Sunday, August 9, 2009

LONG LOST FOOTAGE OF MUSICAL PLAY BY JOHN PHILLIPS, PRODUCED BY ANDY WARHOL (1975)

http://www.boingboing.net/2009/08/03/long-lost-video-of-j.html

Long-lost video of John Philips' lunar-themed musical play produced by Andy Warhol (1975)
POSTED BY XENI JARDIN, AUGUST 3, 2009 3:35 PM |

Plastic Bouquets-Man on the Moon from DANGEROUS MINDS on Vimeo.



BB pal and periodic guestblogger Richard Metzger has an amazing blog post up about the off-Broadway musical Man on the Moon. The play was conceived by John Phillips of the Mamas and the Papas and his third wife, South African actress, Genevieve Waite, as a potential film or stage production originally entitled "Space."

The stage performance was produced by Andy Warhol. Long-lost video footage of the play is embedded above. More video over at Metzger's blog, too, amazing stuff.

The following text was written by Chris Campion and Jeffrey A. Greenberg from the liner notes of the CD release of Andy Warhol Presents Man on the Moon.

I'll post a snip here, but you have to read the whole thing to hear about the part Philips wrote for Elvis, and all the weird little factoids about Warhol's work, and allegations that George Lucas stole the idea for Star Wars from this offbeat project. Snip:

"Space was born the day Neil Armstrong first set foot on the moon. Like millions of other people, John watched the 1969 moon landing on TV. He was living, at the time, on the Malibu property rented by British film director Michael Sarne, who was under contract at Fox to direct the adaptation of Gore Vidal's novel, Myra Breckenridge, with Rex Harrison, Raquel Welch and Mae West. Sarne had commissioned John to write songs for the film.
The Apollo 11 moon landing became an obsession. John would watch a recording of the TV transmission made on an early video tape machine over and over. The idea of exploring this new frontier - and particularly Neil Armstrong's scripted aside as he stepped onto the lunar surface that it was, "One small step for man, one giant leap for mankind" - fired John's imagination, and he began to piece together ideas for a mythical space opera set to music. "He loved myths," says Genevieve, who was first introduced to John by Sarne that summer. "He liked Homer - The Iliad and The Odyssey."

**Data in this exercise:**
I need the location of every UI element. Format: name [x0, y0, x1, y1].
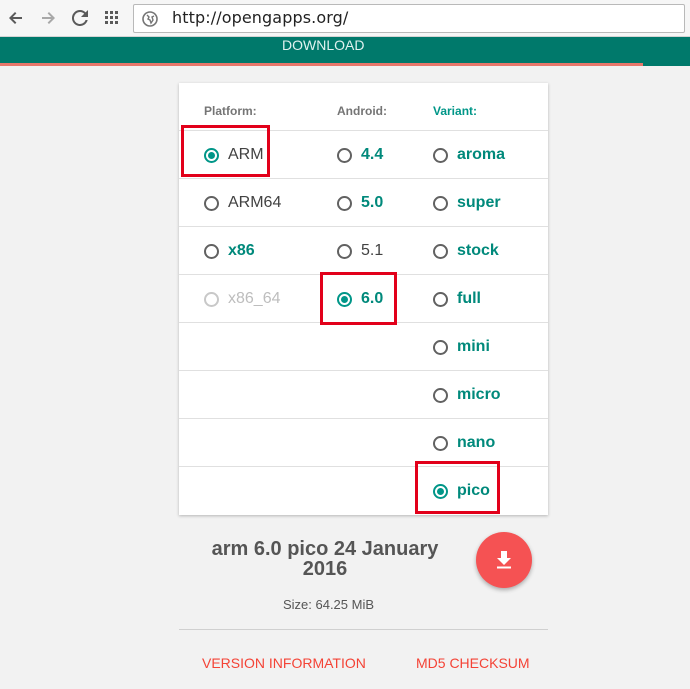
md5-checksum-link[interactable]: MD5 CHECKSUM [416, 655, 530, 671]
forward-arrow-icon[interactable] [38, 8, 58, 28]
platform-option-x86[interactable]: x86 [204, 241, 255, 261]
radio-unchecked-icon[interactable] [433, 243, 448, 259]
platform-option-arm64[interactable]: ARM64 [204, 193, 281, 213]
variant-option-mini[interactable]: mini [433, 337, 490, 357]
option-label: x86 [228, 242, 255, 259]
selector-row [179, 322, 548, 370]
download-icon [497, 551, 511, 569]
variant-option-super[interactable]: super [433, 193, 501, 213]
globe-icon [142, 11, 158, 27]
option-label: 4.4 [361, 146, 384, 163]
radio-unchecked-icon[interactable] [433, 387, 448, 403]
package-size: Size: 64.25 MiB [282, 597, 375, 612]
option-label: full [457, 290, 481, 307]
download-button[interactable] [476, 532, 532, 588]
android-option-5-0[interactable]: 5.0 [337, 193, 383, 213]
radio-unchecked-icon[interactable] [433, 195, 448, 211]
radio-unchecked-icon[interactable] [433, 147, 448, 163]
radio-unchecked-icon[interactable] [337, 195, 352, 211]
option-label: ARM64 [228, 194, 282, 211]
variant-header: Variant: [433, 104, 478, 118]
radio-unchecked-icon[interactable] [337, 243, 352, 259]
divider [179, 629, 548, 630]
app-bar: DOWNLOAD [0, 37, 690, 66]
radio-unchecked-icon[interactable] [204, 243, 219, 259]
highlight-box-variant [415, 461, 500, 514]
highlight-box-platform [181, 125, 270, 177]
variant-option-stock[interactable]: stock [433, 241, 499, 261]
option-label: aroma [457, 146, 506, 163]
radio-unchecked-icon[interactable] [433, 339, 448, 355]
platform-header: Platform: [204, 104, 257, 118]
option-label: stock [457, 242, 499, 259]
variant-option-aroma[interactable]: aroma [433, 145, 505, 165]
url-text[interactable]: http://opengapps.org/ [172, 8, 348, 27]
variant-option-micro[interactable]: micro [433, 385, 501, 405]
option-label: 5.1 [361, 242, 384, 259]
apps-grid-icon[interactable] [102, 8, 122, 28]
highlight-box-android [320, 272, 397, 325]
android-option-4-4[interactable]: 4.4 [337, 145, 383, 165]
tab-indicator [0, 63, 643, 66]
package-title-line2: 2016 [302, 558, 348, 580]
platform-option-x86-64: x86_64 [204, 289, 281, 309]
radio-unchecked-icon[interactable] [337, 147, 352, 163]
option-label: mini [457, 338, 490, 355]
variant-option-full[interactable]: full [433, 289, 481, 309]
option-label: 5.0 [361, 194, 384, 211]
radio-unchecked-icon[interactable] [204, 195, 219, 211]
back-arrow-icon[interactable] [6, 8, 26, 28]
download-tab[interactable]: DOWNLOAD [282, 37, 364, 53]
option-label: x86_64 [228, 290, 281, 307]
browser-toolbar: http://opengapps.org/ [0, 0, 690, 37]
option-label: micro [457, 386, 501, 403]
radio-unchecked-icon[interactable] [433, 291, 448, 307]
option-label: super [457, 194, 501, 211]
version-information-link[interactable]: VERSION INFORMATION [202, 655, 366, 671]
radio-disabled-icon [204, 291, 219, 307]
package-title: arm 6.0 pico 24 January 2016 [200, 539, 450, 579]
option-label: nano [457, 434, 496, 451]
reload-icon[interactable] [70, 8, 90, 28]
android-option-5-1[interactable]: 5.1 [337, 241, 383, 261]
radio-unchecked-icon[interactable] [433, 435, 448, 451]
android-header: Android: [337, 104, 387, 118]
address-bar[interactable]: http://opengapps.org/ [133, 4, 685, 33]
package-title-line1: arm 6.0 pico 24 January [211, 538, 439, 560]
variant-option-nano[interactable]: nano [433, 433, 495, 453]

**Stated exercise A:** In the Man on the Moon post, why did John Phillips begin piecing together ideas for a space opera set to music? Answer in one to three sentences.
**Stated exercise B:** Format the part of the rows that opens with the line containing "md5-checksum-link[interactable]: MD5 CHECKSUM" and closes with the line containing "apps-grid-icon[interactable] [102, 8, 122, 28]" as a Markdown table with the columns Number and Content, leaving out blank lines.
The Man on the Moon post and the rows are unrelated.

**Full response A:** The 1969 Apollo 11 moon landing became an obsession for him, and he watched a recording of the broadcast over and over. The idea of exploring this new frontier fired his imagination, particularly Neil Armstrong's "One small step for man, one giant leap for mankind."

**Full response B:**
| Number | Content |
|---|---|
| 1 | md5-checksum-link[interactable]: MD5 CHECKSUM [416, 655, 530, 671] |
| 2 | forward-arrow-icon[interactable] [38, 8, 58, 28] |
| 3 | platform-option-x86[interactable]: x86 [204, 241, 255, 261] |
| 4 | radio-unchecked-icon[interactable] [433, 243, 448, 259] |
| 5 | platform-option-arm64[interactable]: ARM64 [204, 193, 281, 213] |
| 6 | variant-option-mini[interactable]: mini [433, 337, 490, 357] |
| 7 | option-label: x86 [228, 242, 255, 259] |
| 8 | selector-row [179, 322, 548, 370] |
| 9 | download-icon [497, 551, 511, 569] |
| 10 | variant-option-super[interactable]: super [433, 193, 501, 213] |
| 11 | globe-icon [142, 11, 158, 27] |
| 12 | option-label: 4.4 [361, 146, 384, 163] |
| 13 | radio-unchecked-icon[interactable] [433, 387, 448, 403] |
| 14 | package-size: Size: 64.25 MiB [282, 597, 375, 612] |
| 15 | option-label: full [457, 290, 481, 307] |
| 16 | download-button[interactable] [476, 532, 532, 588] |
| 17 | android-option-5-0[interactable]: 5.0 [337, 193, 383, 213] |
| 18 | radio-unchecked-icon[interactable] [433, 195, 448, 211] |
| 19 | radio-unchecked-icon[interactable] [433, 147, 448, 163] |
| 20 | radio-unchecked-icon[interactable] [337, 195, 352, 211] |
| 21 | option-label: ARM64 [228, 194, 282, 211] |
| 22 | variant-header: Variant: [433, 104, 478, 118] |
| 23 | radio-unchecked-icon[interactable] [337, 243, 352, 259] |
| 24 | divider [179, 629, 548, 630] |
| 25 | app-bar: DOWNLOAD [0, 37, 690, 66] |
| 26 | radio-unchecked-icon[interactable] [204, 243, 219, 259] |
| 27 | highlight-box-variant [415, 461, 500, 514] |
| 28 | highlight-box-platform [181, 125, 270, 177] |
| 29 | variant-option-stock[interactable]: stock [433, 241, 499, 261] |
| 30 | option-label: aroma [457, 146, 506, 163] |
| 31 | radio-unchecked-icon[interactable] [433, 339, 448, 355] |
| 32 | platform-header: Platform: [204, 104, 257, 118] |
| 33 | option-label: stock [457, 242, 499, 259] |
| 34 | variant-option-aroma[interactable]: aroma [433, 145, 505, 165] |
| 35 | url-text[interactable]: http://opengapps.org/ [172, 8, 348, 27] |
| 36 | variant-option-micro[interactable]: micro [433, 385, 501, 405] |
| 37 | option-label: 5.1 [361, 242, 384, 259] |
| 38 | apps-grid-icon[interactable] [102, 8, 122, 28] |